Repeat the records word for word, excluding any picture.

━━━━━ EXERCISE MATERIAL ━━━━━

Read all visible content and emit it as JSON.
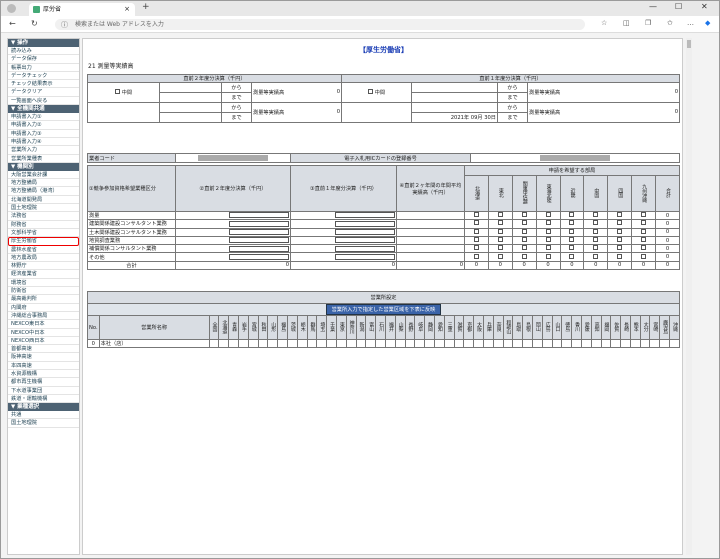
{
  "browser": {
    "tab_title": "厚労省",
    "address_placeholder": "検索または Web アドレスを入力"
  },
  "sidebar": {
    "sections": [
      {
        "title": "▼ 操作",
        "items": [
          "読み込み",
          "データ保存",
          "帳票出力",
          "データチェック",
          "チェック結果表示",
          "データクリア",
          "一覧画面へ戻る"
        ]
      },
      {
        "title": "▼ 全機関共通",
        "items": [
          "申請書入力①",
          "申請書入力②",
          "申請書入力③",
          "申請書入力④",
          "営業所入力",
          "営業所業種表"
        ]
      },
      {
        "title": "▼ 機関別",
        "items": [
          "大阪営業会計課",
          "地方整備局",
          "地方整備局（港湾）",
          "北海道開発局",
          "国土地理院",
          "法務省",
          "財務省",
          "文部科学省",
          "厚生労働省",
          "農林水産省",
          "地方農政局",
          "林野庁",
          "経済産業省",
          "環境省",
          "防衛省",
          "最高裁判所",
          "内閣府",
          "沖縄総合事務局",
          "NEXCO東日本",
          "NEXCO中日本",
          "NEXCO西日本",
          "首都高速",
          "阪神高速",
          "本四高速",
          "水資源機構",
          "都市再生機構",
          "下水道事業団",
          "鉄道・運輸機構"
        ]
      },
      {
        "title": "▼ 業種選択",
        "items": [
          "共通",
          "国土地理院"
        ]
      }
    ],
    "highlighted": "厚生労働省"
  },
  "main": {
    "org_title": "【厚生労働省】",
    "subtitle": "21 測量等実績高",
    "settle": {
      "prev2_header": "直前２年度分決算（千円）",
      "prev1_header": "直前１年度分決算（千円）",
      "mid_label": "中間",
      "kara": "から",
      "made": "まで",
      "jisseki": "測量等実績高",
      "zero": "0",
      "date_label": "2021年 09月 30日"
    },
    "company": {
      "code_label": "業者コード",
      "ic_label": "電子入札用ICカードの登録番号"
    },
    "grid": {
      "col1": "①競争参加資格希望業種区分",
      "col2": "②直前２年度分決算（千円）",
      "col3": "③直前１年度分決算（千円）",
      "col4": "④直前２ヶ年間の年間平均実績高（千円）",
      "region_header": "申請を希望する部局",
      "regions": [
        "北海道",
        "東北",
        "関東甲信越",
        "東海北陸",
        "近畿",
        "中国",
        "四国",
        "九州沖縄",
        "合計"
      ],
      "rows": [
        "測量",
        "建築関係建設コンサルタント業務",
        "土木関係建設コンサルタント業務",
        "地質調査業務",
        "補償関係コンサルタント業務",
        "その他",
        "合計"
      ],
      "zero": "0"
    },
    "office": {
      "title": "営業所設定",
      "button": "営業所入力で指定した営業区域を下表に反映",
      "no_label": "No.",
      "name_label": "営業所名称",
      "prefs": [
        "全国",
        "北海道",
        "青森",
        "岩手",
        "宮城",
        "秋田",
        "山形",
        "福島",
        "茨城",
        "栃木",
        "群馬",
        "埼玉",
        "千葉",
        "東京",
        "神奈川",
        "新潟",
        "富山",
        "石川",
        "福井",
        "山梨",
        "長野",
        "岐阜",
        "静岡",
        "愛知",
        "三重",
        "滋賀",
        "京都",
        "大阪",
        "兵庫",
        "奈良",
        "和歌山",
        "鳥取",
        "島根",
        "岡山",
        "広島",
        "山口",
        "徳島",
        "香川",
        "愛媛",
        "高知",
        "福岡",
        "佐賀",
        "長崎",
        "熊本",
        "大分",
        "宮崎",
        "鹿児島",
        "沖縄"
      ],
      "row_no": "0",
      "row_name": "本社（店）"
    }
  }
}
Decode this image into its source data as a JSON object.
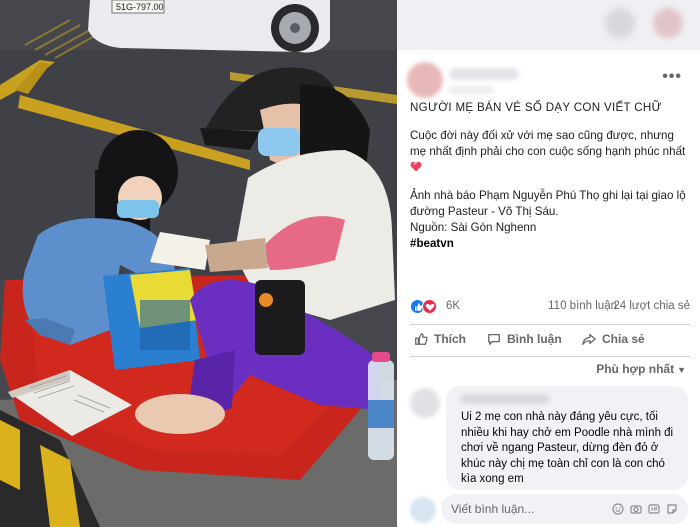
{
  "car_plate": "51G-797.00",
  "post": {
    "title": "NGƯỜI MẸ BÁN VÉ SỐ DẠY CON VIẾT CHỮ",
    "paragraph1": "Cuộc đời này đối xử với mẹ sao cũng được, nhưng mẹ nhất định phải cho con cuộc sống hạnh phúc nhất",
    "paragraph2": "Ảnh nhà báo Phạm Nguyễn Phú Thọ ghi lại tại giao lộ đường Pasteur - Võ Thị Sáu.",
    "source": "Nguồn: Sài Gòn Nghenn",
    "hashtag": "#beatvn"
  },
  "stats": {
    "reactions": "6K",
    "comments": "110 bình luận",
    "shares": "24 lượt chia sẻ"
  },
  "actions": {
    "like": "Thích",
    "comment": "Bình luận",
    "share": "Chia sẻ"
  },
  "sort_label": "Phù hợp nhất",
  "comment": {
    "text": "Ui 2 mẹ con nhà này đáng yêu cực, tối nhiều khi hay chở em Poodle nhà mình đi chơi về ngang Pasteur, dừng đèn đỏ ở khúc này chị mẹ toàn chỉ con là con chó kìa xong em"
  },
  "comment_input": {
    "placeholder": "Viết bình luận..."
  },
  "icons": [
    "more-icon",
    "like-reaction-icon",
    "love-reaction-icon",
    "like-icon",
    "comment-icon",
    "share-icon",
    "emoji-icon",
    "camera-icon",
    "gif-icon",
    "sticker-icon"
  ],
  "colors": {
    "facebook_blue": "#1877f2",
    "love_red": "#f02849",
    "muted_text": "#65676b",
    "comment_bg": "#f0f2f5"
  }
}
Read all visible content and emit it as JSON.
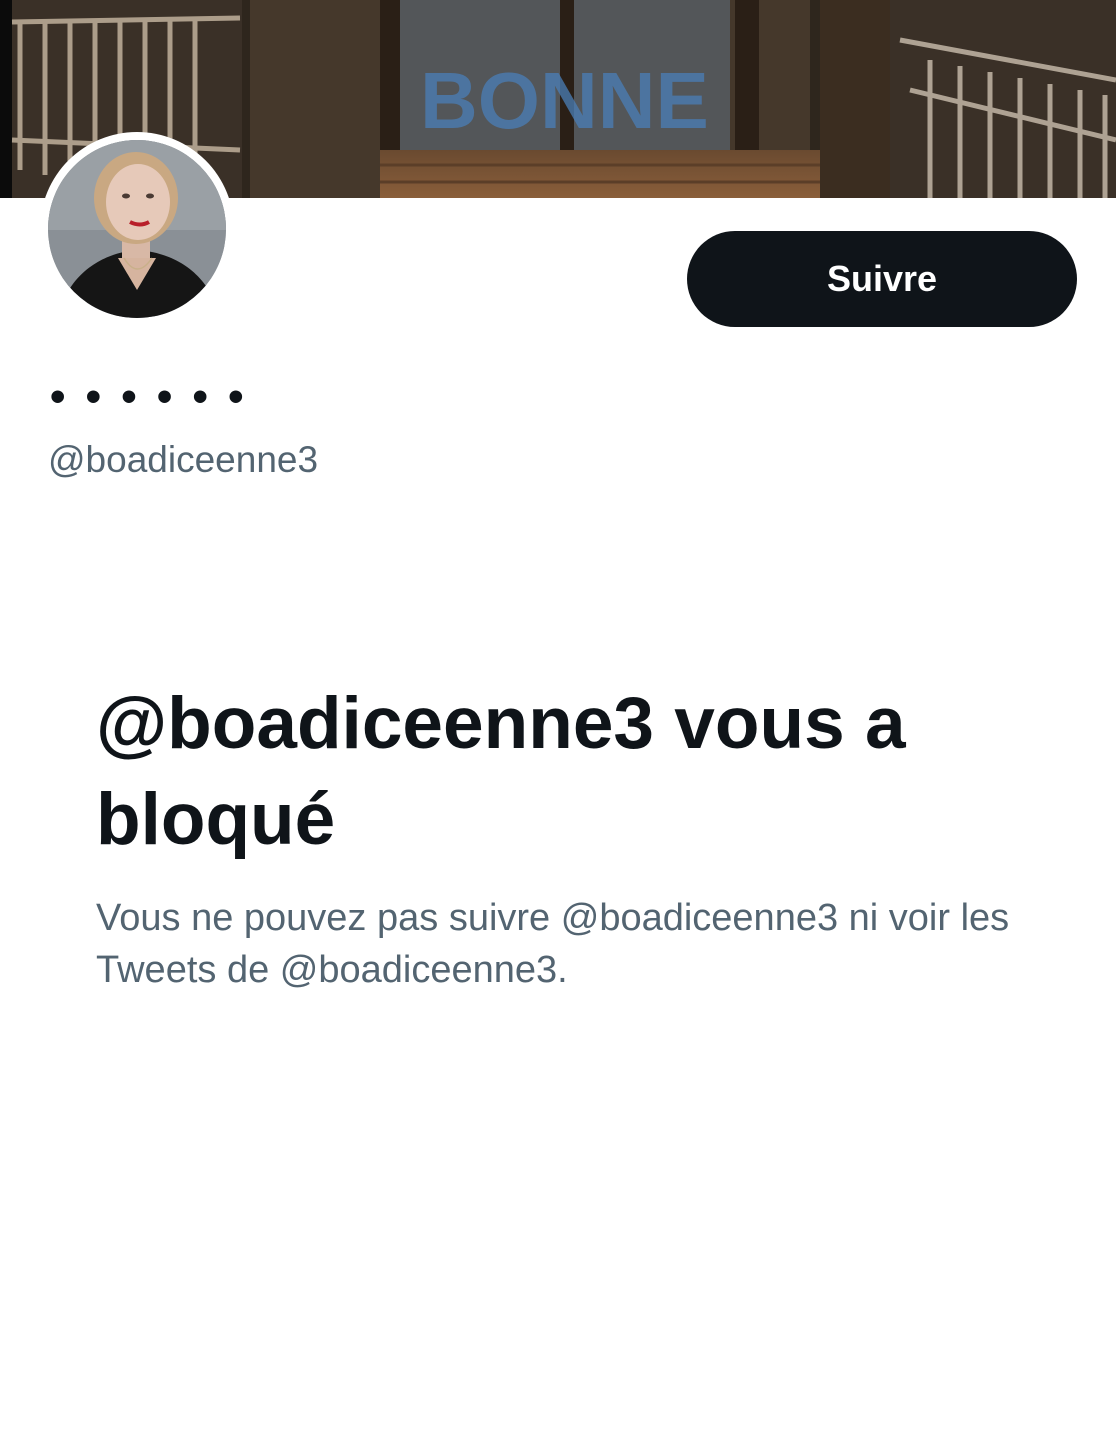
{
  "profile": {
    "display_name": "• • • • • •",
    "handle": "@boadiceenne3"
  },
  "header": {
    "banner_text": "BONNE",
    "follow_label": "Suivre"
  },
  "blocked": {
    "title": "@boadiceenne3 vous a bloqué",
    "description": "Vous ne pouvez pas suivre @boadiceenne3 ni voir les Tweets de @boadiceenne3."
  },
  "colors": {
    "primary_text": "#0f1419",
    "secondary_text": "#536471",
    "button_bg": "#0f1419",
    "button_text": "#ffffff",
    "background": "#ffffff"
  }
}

━━━━━

▸ **ANSWER TO THIS PROBLEM**
Read all visible content and emit it as JSON.
{
  "browser": {
    "tab_title": "厚労省",
    "address_placeholder": "検索または Web アドレスを入力"
  },
  "sidebar": {
    "sections": [
      {
        "title": "▼ 操作",
        "items": [
          "読み込み",
          "データ保存",
          "帳票出力",
          "データチェック",
          "チェック結果表示",
          "データクリア",
          "一覧画面へ戻る"
        ]
      },
      {
        "title": "▼ 全機関共通",
        "items": [
          "申請書入力①",
          "申請書入力②",
          "申請書入力③",
          "申請書入力④",
          "営業所入力",
          "営業所業種表"
        ]
      },
      {
        "title": "▼ 機関別",
        "items": [
          "大阪営業会計課",
          "地方整備局",
          "地方整備局（港湾）",
          "北海道開発局",
          "国土地理院",
          "法務省",
          "財務省",
          "文部科学省",
          "厚生労働省",
          "農林水産省",
          "地方農政局",
          "林野庁",
          "経済産業省",
          "環境省",
          "防衛省",
          "最高裁判所",
          "内閣府",
          "沖縄総合事務局",
          "NEXCO東日本",
          "NEXCO中日本",
          "NEXCO西日本",
          "首都高速",
          "阪神高速",
          "本四高速",
          "水資源機構",
          "都市再生機構",
          "下水道事業団",
          "鉄道・運輸機構"
        ]
      },
      {
        "title": "▼ 業種選択",
        "items": [
          "共通",
          "国土地理院"
        ]
      }
    ],
    "highlighted": "厚生労働省"
  },
  "main": {
    "org_title": "【厚生労働省】",
    "subtitle": "21 測量等実績高",
    "settle": {
      "prev2_header": "直前２年度分決算（千円）",
      "prev1_header": "直前１年度分決算（千円）",
      "mid_label": "中間",
      "kara": "から",
      "made": "まで",
      "jisseki": "測量等実績高",
      "zero": "0",
      "date_label": "2021年 09月 30日"
    },
    "company": {
      "code_label": "業者コード",
      "ic_label": "電子入札用ICカードの登録番号"
    },
    "grid": {
      "col1": "①競争参加資格希望業種区分",
      "col2": "②直前２年度分決算（千円）",
      "col3": "③直前１年度分決算（千円）",
      "col4": "④直前２ヶ年間の年間平均実績高（千円）",
      "region_header": "申請を希望する部局",
      "regions": [
        "北海道",
        "東北",
        "関東甲信越",
        "東海北陸",
        "近畿",
        "中国",
        "四国",
        "九州沖縄",
        "合計"
      ],
      "rows": [
        "測量",
        "建築関係建設コンサルタント業務",
        "土木関係建設コンサルタント業務",
        "地質調査業務",
        "補償関係コンサルタント業務",
        "その他",
        "合計"
      ],
      "zero": "0"
    },
    "office": {
      "title": "営業所設定",
      "button": "営業所入力で指定した営業区域を下表に反映",
      "no_label": "No.",
      "name_label": "営業所名称",
      "prefs": [
        "全国",
        "北海道",
        "青森",
        "岩手",
        "宮城",
        "秋田",
        "山形",
        "福島",
        "茨城",
        "栃木",
        "群馬",
        "埼玉",
        "千葉",
        "東京",
        "神奈川",
        "新潟",
        "富山",
        "石川",
        "福井",
        "山梨",
        "長野",
        "岐阜",
        "静岡",
        "愛知",
        "三重",
        "滋賀",
        "京都",
        "大阪",
        "兵庫",
        "奈良",
        "和歌山",
        "鳥取",
        "島根",
        "岡山",
        "広島",
        "山口",
        "徳島",
        "香川",
        "愛媛",
        "高知",
        "福岡",
        "佐賀",
        "長崎",
        "熊本",
        "大分",
        "宮崎",
        "鹿児島",
        "沖縄"
      ],
      "row_no": "0",
      "row_name": "本社（店）"
    }
  }
}
Decode this image into its source data as a JSON object.
{
  "car_plate": "51G-797.00",
  "post": {
    "title": "NGƯỜI MẸ BÁN VÉ SỐ DẠY CON VIẾT CHỮ",
    "paragraph1": "Cuộc đời này đối xử với mẹ sao cũng được, nhưng mẹ nhất định phải cho con cuộc sống hạnh phúc nhất",
    "paragraph2": "Ảnh nhà báo Phạm Nguyễn Phú Thọ ghi lại tại giao lộ đường Pasteur - Võ Thị Sáu.",
    "source": "Nguồn: Sài Gòn Nghenn",
    "hashtag": "#beatvn"
  },
  "stats": {
    "reactions": "6K",
    "comments": "110 bình luận",
    "shares": "24 lượt chia sẻ"
  },
  "actions": {
    "like": "Thích",
    "comment": "Bình luận",
    "share": "Chia sẻ"
  },
  "sort_label": "Phù hợp nhất",
  "comment": {
    "text": "Ui 2 mẹ con nhà này đáng yêu cực, tối nhiều khi hay chở em Poodle nhà mình đi chơi về ngang Pasteur, dừng đèn đỏ ở khúc này chị mẹ toàn chỉ con là con chó kìa xong em"
  },
  "comment_input": {
    "placeholder": "Viết bình luận..."
  },
  "icons": [
    "more-icon",
    "like-reaction-icon",
    "love-reaction-icon",
    "like-icon",
    "comment-icon",
    "share-icon",
    "emoji-icon",
    "camera-icon",
    "gif-icon",
    "sticker-icon"
  ],
  "colors": {
    "facebook_blue": "#1877f2",
    "love_red": "#f02849",
    "muted_text": "#65676b",
    "comment_bg": "#f0f2f5"
  }
}
Read all visible content and emit it as JSON.
{
  "profile": {
    "display_name": "• • • • • •",
    "handle": "@boadiceenne3"
  },
  "header": {
    "banner_text": "BONNE",
    "follow_label": "Suivre"
  },
  "blocked": {
    "title": "@boadiceenne3 vous a bloqué",
    "description": "Vous ne pouvez pas suivre @boadiceenne3 ni voir les Tweets de @boadiceenne3."
  },
  "colors": {
    "primary_text": "#0f1419",
    "secondary_text": "#536471",
    "button_bg": "#0f1419",
    "button_text": "#ffffff",
    "background": "#ffffff"
  }
}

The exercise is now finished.